**EXERCISE MATERIALS**

************

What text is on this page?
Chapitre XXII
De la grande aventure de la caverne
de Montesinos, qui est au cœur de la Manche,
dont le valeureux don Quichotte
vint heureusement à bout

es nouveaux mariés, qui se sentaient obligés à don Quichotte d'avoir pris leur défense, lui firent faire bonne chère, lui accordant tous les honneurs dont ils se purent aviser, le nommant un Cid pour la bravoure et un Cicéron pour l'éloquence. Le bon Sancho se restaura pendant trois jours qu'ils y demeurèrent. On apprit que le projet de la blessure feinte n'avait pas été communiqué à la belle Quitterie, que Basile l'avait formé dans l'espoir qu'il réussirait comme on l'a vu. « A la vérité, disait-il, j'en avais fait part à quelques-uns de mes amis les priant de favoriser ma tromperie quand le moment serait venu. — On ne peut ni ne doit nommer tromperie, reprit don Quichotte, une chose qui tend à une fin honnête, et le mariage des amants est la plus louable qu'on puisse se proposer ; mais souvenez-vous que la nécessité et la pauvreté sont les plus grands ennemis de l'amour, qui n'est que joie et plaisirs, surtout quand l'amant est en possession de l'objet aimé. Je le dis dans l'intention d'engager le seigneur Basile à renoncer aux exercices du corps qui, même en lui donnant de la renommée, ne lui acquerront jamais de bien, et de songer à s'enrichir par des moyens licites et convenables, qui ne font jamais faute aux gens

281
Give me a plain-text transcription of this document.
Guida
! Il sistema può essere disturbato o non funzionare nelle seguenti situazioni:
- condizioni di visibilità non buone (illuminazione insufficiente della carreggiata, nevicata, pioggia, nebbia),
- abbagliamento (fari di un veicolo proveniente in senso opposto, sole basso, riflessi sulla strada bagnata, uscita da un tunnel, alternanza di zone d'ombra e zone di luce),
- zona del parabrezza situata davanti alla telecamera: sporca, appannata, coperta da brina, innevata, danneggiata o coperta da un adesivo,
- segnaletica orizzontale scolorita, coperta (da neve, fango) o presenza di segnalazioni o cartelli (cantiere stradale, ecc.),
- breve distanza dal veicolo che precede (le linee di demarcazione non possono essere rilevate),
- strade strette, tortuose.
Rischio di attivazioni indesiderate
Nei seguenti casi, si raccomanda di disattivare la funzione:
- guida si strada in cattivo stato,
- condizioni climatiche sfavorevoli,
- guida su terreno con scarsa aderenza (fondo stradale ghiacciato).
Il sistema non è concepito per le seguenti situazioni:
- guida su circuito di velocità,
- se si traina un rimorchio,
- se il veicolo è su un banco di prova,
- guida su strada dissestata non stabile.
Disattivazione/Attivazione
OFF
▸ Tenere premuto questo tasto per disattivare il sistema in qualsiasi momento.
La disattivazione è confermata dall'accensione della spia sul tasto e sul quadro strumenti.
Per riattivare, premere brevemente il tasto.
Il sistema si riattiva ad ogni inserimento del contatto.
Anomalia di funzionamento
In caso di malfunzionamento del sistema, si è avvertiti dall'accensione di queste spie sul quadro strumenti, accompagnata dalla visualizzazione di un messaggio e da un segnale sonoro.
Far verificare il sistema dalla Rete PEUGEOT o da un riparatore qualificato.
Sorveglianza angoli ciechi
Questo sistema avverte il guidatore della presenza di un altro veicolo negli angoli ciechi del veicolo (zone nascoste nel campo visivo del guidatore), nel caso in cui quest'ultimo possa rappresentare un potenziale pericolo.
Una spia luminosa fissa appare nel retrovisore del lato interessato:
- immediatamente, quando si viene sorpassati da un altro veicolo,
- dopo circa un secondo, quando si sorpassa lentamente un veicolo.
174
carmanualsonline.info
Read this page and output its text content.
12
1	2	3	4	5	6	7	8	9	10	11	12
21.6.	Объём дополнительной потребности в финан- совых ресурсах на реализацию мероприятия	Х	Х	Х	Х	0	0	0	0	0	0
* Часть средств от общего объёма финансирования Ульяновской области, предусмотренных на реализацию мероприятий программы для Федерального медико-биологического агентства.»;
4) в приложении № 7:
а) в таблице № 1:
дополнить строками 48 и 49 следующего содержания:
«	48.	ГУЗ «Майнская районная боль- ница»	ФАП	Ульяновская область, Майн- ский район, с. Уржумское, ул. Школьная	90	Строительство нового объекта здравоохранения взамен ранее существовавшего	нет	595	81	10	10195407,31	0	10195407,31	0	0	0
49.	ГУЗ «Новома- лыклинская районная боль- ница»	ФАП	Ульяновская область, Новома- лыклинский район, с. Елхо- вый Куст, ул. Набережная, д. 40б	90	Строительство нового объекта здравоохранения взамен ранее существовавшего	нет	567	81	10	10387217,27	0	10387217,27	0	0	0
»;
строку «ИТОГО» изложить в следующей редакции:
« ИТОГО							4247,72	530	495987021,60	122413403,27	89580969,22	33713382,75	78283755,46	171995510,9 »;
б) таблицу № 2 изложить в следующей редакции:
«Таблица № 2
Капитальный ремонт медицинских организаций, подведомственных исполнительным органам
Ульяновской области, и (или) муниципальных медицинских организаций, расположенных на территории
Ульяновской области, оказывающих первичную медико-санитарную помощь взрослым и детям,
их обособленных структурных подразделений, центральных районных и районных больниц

************

**EXERCISE PROMPT**
Send back every record, precisely as written.

**WRITTEN REPLY**
What text is on this page?
Chapitre XXII
De la grande aventure de la caverne
de Montesinos, qui est au cœur de la Manche,
dont le valeureux don Quichotte
vint heureusement à bout

es nouveaux mariés, qui se sentaient obligés à don Quichotte d'avoir pris leur défense, lui firent faire bonne chère, lui accordant tous les honneurs dont ils se purent aviser, le nommant un Cid pour la bravoure et un Cicéron pour l'éloquence. Le bon Sancho se restaura pendant trois jours qu'ils y demeurèrent. On apprit que le projet de la blessure feinte n'avait pas été communiqué à la belle Quitterie, que Basile l'avait formé dans l'espoir qu'il réussirait comme on l'a vu. « A la vérité, disait-il, j'en avais fait part à quelques-uns de mes amis les priant de favoriser ma tromperie quand le moment serait venu. — On ne peut ni ne doit nommer tromperie, reprit don Quichotte, une chose qui tend à une fin honnête, et le mariage des amants est la plus louable qu'on puisse se proposer ; mais souvenez-vous que la nécessité et la pauvreté sont les plus grands ennemis de l'amour, qui n'est que joie et plaisirs, surtout quand l'amant est en possession de l'objet aimé. Je le dis dans l'intention d'engager le seigneur Basile à renoncer aux exercices du corps qui, même en lui donnant de la renommée, ne lui acquerront jamais de bien, et de songer à s'enrichir par des moyens licites et convenables, qui ne font jamais faute aux gens

281
Give me a plain-text transcription of this document.
Guida
! Il sistema può essere disturbato o non funzionare nelle seguenti situazioni:
- condizioni di visibilità non buone (illuminazione insufficiente della carreggiata, nevicata, pioggia, nebbia),
- abbagliamento (fari di un veicolo proveniente in senso opposto, sole basso, riflessi sulla strada bagnata, uscita da un tunnel, alternanza di zone d'ombra e zone di luce),
- zona del parabrezza situata davanti alla telecamera: sporca, appannata, coperta da brina, innevata, danneggiata o coperta da un adesivo,
- segnaletica orizzontale scolorita, coperta (da neve, fango) o presenza di segnalazioni o cartelli (cantiere stradale, ecc.),
- breve distanza dal veicolo che precede (le linee di demarcazione non possono essere rilevate),
- strade strette, tortuose.
Rischio di attivazioni indesiderate
Nei seguenti casi, si raccomanda di disattivare la funzione:
- guida si strada in cattivo stato,
- condizioni climatiche sfavorevoli,
- guida su terreno con scarsa aderenza (fondo stradale ghiacciato).
Il sistema non è concepito per le seguenti situazioni:
- guida su circuito di velocità,
- se si traina un rimorchio,
- se il veicolo è su un banco di prova,
- guida su strada dissestata non stabile.
Disattivazione/Attivazione
OFF
▸ Tenere premuto questo tasto per disattivare il sistema in qualsiasi momento.
La disattivazione è confermata dall'accensione della spia sul tasto e sul quadro strumenti.
Per riattivare, premere brevemente il tasto.
Il sistema si riattiva ad ogni inserimento del contatto.
Anomalia di funzionamento
In caso di malfunzionamento del sistema, si è avvertiti dall'accensione di queste spie sul quadro strumenti, accompagnata dalla visualizzazione di un messaggio e da un segnale sonoro.
Far verificare il sistema dalla Rete PEUGEOT o da un riparatore qualificato.
Sorveglianza angoli ciechi
Questo sistema avverte il guidatore della presenza di un altro veicolo negli angoli ciechi del veicolo (zone nascoste nel campo visivo del guidatore), nel caso in cui quest'ultimo possa rappresentare un potenziale pericolo.
Una spia luminosa fissa appare nel retrovisore del lato interessato:
- immediatamente, quando si viene sorpassati da un altro veicolo,
- dopo circa un secondo, quando si sorpassa lentamente un veicolo.
174
carmanualsonline.info
Read this page and output its text content.
12
1	2	3	4	5	6	7	8	9	10	11	12
21.6.	Объём дополнительной потребности в финан- совых ресурсах на реализацию мероприятия	Х	Х	Х	Х	0	0	0	0	0	0
* Часть средств от общего объёма финансирования Ульяновской области, предусмотренных на реализацию мероприятий программы для Федерального медико-биологического агентства.»;
4) в приложении № 7:
а) в таблице № 1:
дополнить строками 48 и 49 следующего содержания:
«	48.	ГУЗ «Майнская районная боль- ница»	ФАП	Ульяновская область, Майн- ский район, с. Уржумское, ул. Школьная	90	Строительство нового объекта здравоохранения взамен ранее существовавшего	нет	595	81	10	10195407,31	0	10195407,31	0	0	0
49.	ГУЗ «Новома- лыклинская районная боль- ница»	ФАП	Ульяновская область, Новома- лыклинский район, с. Елхо- вый Куст, ул. Набережная, д. 40б	90	Строительство нового объекта здравоохранения взамен ранее существовавшего	нет	567	81	10	10387217,27	0	10387217,27	0	0	0
»;
строку «ИТОГО» изложить в следующей редакции:
« ИТОГО							4247,72	530	495987021,60	122413403,27	89580969,22	33713382,75	78283755,46	171995510,9 »;
б) таблицу № 2 изложить в следующей редакции:
«Таблица № 2
Капитальный ремонт медицинских организаций, подведомственных исполнительным органам
Ульяновской области, и (или) муниципальных медицинских организаций, расположенных на территории
Ульяновской области, оказывающих первичную медико-санитарную помощь взрослым и детям,
их обособленных структурных подразделений, центральных районных и районных больниц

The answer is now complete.